| WRITTEN INSTRUCTION |
Will you print the material below without altering a single character?

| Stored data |
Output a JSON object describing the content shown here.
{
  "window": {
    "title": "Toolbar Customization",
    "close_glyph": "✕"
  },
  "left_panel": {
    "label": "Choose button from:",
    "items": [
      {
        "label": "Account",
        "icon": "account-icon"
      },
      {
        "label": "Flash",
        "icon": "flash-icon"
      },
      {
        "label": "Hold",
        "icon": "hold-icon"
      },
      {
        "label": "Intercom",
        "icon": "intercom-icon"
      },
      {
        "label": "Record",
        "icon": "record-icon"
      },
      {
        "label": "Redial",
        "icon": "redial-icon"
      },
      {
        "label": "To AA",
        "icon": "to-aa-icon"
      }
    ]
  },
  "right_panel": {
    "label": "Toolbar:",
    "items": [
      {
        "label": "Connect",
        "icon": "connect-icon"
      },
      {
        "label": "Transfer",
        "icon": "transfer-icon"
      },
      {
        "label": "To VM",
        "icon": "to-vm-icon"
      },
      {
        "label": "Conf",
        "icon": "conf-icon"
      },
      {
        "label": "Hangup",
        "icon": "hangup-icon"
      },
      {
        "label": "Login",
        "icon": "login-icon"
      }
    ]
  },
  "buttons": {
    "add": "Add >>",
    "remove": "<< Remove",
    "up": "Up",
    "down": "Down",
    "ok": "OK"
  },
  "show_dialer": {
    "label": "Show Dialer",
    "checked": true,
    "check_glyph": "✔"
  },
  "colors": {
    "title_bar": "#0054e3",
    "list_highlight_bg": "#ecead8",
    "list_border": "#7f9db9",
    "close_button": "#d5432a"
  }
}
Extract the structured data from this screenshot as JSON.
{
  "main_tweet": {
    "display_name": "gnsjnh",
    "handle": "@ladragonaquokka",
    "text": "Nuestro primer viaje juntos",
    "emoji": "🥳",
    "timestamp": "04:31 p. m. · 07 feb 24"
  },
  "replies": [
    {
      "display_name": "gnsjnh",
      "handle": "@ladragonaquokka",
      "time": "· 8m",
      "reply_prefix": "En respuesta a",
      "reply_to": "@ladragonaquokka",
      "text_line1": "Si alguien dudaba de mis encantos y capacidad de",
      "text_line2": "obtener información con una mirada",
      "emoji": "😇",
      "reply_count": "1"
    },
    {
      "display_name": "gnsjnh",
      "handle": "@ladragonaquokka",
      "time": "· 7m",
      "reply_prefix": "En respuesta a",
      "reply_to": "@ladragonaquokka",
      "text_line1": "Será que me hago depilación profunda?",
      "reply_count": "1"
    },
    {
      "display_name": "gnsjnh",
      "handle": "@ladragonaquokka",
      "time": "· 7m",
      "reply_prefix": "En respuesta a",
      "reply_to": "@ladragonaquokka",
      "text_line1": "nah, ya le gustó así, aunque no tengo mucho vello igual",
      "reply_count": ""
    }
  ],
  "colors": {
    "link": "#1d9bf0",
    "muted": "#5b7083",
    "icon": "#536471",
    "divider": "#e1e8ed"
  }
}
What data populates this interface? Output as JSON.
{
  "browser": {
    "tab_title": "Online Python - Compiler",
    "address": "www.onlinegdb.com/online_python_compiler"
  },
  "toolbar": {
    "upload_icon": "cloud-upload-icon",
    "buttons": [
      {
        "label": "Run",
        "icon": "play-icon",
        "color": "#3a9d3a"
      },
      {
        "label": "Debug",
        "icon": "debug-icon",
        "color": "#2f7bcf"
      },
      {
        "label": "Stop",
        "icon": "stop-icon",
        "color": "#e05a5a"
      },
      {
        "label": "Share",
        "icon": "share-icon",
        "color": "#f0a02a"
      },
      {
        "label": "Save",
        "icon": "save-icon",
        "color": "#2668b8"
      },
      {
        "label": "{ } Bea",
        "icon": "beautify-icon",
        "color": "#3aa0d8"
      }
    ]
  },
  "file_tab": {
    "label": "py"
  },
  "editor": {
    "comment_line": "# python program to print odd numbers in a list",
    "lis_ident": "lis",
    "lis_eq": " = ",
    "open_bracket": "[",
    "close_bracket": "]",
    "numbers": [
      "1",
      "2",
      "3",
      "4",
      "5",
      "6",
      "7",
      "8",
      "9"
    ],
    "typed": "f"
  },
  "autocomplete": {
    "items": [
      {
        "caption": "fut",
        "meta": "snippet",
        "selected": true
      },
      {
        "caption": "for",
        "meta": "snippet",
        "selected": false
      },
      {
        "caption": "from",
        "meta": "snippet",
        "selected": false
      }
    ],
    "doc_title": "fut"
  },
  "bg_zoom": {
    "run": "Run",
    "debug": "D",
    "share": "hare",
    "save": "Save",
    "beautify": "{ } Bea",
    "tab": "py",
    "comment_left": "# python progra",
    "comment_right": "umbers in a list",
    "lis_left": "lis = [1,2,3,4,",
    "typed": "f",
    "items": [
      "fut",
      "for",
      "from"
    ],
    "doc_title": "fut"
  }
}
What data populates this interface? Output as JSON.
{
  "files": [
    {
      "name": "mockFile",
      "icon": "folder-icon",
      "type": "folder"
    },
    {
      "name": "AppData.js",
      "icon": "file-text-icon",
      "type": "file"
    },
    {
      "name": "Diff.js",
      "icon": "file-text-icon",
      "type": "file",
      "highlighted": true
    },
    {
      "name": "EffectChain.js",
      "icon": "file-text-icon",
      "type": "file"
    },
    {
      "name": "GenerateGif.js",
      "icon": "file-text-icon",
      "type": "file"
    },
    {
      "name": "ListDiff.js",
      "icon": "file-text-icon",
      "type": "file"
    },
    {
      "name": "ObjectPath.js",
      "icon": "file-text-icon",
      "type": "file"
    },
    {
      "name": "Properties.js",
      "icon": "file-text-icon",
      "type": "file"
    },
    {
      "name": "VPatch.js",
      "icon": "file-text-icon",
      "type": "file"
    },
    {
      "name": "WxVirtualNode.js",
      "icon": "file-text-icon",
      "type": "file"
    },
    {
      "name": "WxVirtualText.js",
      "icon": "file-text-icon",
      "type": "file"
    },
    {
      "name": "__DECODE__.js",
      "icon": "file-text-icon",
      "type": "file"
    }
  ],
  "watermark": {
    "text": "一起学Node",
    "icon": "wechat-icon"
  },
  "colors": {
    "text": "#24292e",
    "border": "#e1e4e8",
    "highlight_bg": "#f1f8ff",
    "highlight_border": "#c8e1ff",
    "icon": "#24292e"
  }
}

| COMPLETE RESPONSE |
Output a JSON object describing the content shown here.
{
  "window": {
    "title": "Toolbar Customization",
    "close_glyph": "✕"
  },
  "left_panel": {
    "label": "Choose button from:",
    "items": [
      {
        "label": "Account",
        "icon": "account-icon"
      },
      {
        "label": "Flash",
        "icon": "flash-icon"
      },
      {
        "label": "Hold",
        "icon": "hold-icon"
      },
      {
        "label": "Intercom",
        "icon": "intercom-icon"
      },
      {
        "label": "Record",
        "icon": "record-icon"
      },
      {
        "label": "Redial",
        "icon": "redial-icon"
      },
      {
        "label": "To AA",
        "icon": "to-aa-icon"
      }
    ]
  },
  "right_panel": {
    "label": "Toolbar:",
    "items": [
      {
        "label": "Connect",
        "icon": "connect-icon"
      },
      {
        "label": "Transfer",
        "icon": "transfer-icon"
      },
      {
        "label": "To VM",
        "icon": "to-vm-icon"
      },
      {
        "label": "Conf",
        "icon": "conf-icon"
      },
      {
        "label": "Hangup",
        "icon": "hangup-icon"
      },
      {
        "label": "Login",
        "icon": "login-icon"
      }
    ]
  },
  "buttons": {
    "add": "Add >>",
    "remove": "<< Remove",
    "up": "Up",
    "down": "Down",
    "ok": "OK"
  },
  "show_dialer": {
    "label": "Show Dialer",
    "checked": true,
    "check_glyph": "✔"
  },
  "colors": {
    "title_bar": "#0054e3",
    "list_highlight_bg": "#ecead8",
    "list_border": "#7f9db9",
    "close_button": "#d5432a"
  }
}
Extract the structured data from this screenshot as JSON.
{
  "main_tweet": {
    "display_name": "gnsjnh",
    "handle": "@ladragonaquokka",
    "text": "Nuestro primer viaje juntos",
    "emoji": "🥳",
    "timestamp": "04:31 p. m. · 07 feb 24"
  },
  "replies": [
    {
      "display_name": "gnsjnh",
      "handle": "@ladragonaquokka",
      "time": "· 8m",
      "reply_prefix": "En respuesta a",
      "reply_to": "@ladragonaquokka",
      "text_line1": "Si alguien dudaba de mis encantos y capacidad de",
      "text_line2": "obtener información con una mirada",
      "emoji": "😇",
      "reply_count": "1"
    },
    {
      "display_name": "gnsjnh",
      "handle": "@ladragonaquokka",
      "time": "· 7m",
      "reply_prefix": "En respuesta a",
      "reply_to": "@ladragonaquokka",
      "text_line1": "Será que me hago depilación profunda?",
      "reply_count": "1"
    },
    {
      "display_name": "gnsjnh",
      "handle": "@ladragonaquokka",
      "time": "· 7m",
      "reply_prefix": "En respuesta a",
      "reply_to": "@ladragonaquokka",
      "text_line1": "nah, ya le gustó así, aunque no tengo mucho vello igual",
      "reply_count": ""
    }
  ],
  "colors": {
    "link": "#1d9bf0",
    "muted": "#5b7083",
    "icon": "#536471",
    "divider": "#e1e8ed"
  }
}
What data populates this interface? Output as JSON.
{
  "browser": {
    "tab_title": "Online Python - Compiler",
    "address": "www.onlinegdb.com/online_python_compiler"
  },
  "toolbar": {
    "upload_icon": "cloud-upload-icon",
    "buttons": [
      {
        "label": "Run",
        "icon": "play-icon",
        "color": "#3a9d3a"
      },
      {
        "label": "Debug",
        "icon": "debug-icon",
        "color": "#2f7bcf"
      },
      {
        "label": "Stop",
        "icon": "stop-icon",
        "color": "#e05a5a"
      },
      {
        "label": "Share",
        "icon": "share-icon",
        "color": "#f0a02a"
      },
      {
        "label": "Save",
        "icon": "save-icon",
        "color": "#2668b8"
      },
      {
        "label": "{ } Bea",
        "icon": "beautify-icon",
        "color": "#3aa0d8"
      }
    ]
  },
  "file_tab": {
    "label": "py"
  },
  "editor": {
    "comment_line": "# python program to print odd numbers in a list",
    "lis_ident": "lis",
    "lis_eq": " = ",
    "open_bracket": "[",
    "close_bracket": "]",
    "numbers": [
      "1",
      "2",
      "3",
      "4",
      "5",
      "6",
      "7",
      "8",
      "9"
    ],
    "typed": "f"
  },
  "autocomplete": {
    "items": [
      {
        "caption": "fut",
        "meta": "snippet",
        "selected": true
      },
      {
        "caption": "for",
        "meta": "snippet",
        "selected": false
      },
      {
        "caption": "from",
        "meta": "snippet",
        "selected": false
      }
    ],
    "doc_title": "fut"
  },
  "bg_zoom": {
    "run": "Run",
    "debug": "D",
    "share": "hare",
    "save": "Save",
    "beautify": "{ } Bea",
    "tab": "py",
    "comment_left": "# python progra",
    "comment_right": "umbers in a list",
    "lis_left": "lis = [1,2,3,4,",
    "typed": "f",
    "items": [
      "fut",
      "for",
      "from"
    ],
    "doc_title": "fut"
  }
}
What data populates this interface? Output as JSON.
{
  "files": [
    {
      "name": "mockFile",
      "icon": "folder-icon",
      "type": "folder"
    },
    {
      "name": "AppData.js",
      "icon": "file-text-icon",
      "type": "file"
    },
    {
      "name": "Diff.js",
      "icon": "file-text-icon",
      "type": "file",
      "highlighted": true
    },
    {
      "name": "EffectChain.js",
      "icon": "file-text-icon",
      "type": "file"
    },
    {
      "name": "GenerateGif.js",
      "icon": "file-text-icon",
      "type": "file"
    },
    {
      "name": "ListDiff.js",
      "icon": "file-text-icon",
      "type": "file"
    },
    {
      "name": "ObjectPath.js",
      "icon": "file-text-icon",
      "type": "file"
    },
    {
      "name": "Properties.js",
      "icon": "file-text-icon",
      "type": "file"
    },
    {
      "name": "VPatch.js",
      "icon": "file-text-icon",
      "type": "file"
    },
    {
      "name": "WxVirtualNode.js",
      "icon": "file-text-icon",
      "type": "file"
    },
    {
      "name": "WxVirtualText.js",
      "icon": "file-text-icon",
      "type": "file"
    },
    {
      "name": "__DECODE__.js",
      "icon": "file-text-icon",
      "type": "file"
    }
  ],
  "watermark": {
    "text": "一起学Node",
    "icon": "wechat-icon"
  },
  "colors": {
    "text": "#24292e",
    "border": "#e1e4e8",
    "highlight_bg": "#f1f8ff",
    "highlight_border": "#c8e1ff",
    "icon": "#24292e"
  }
}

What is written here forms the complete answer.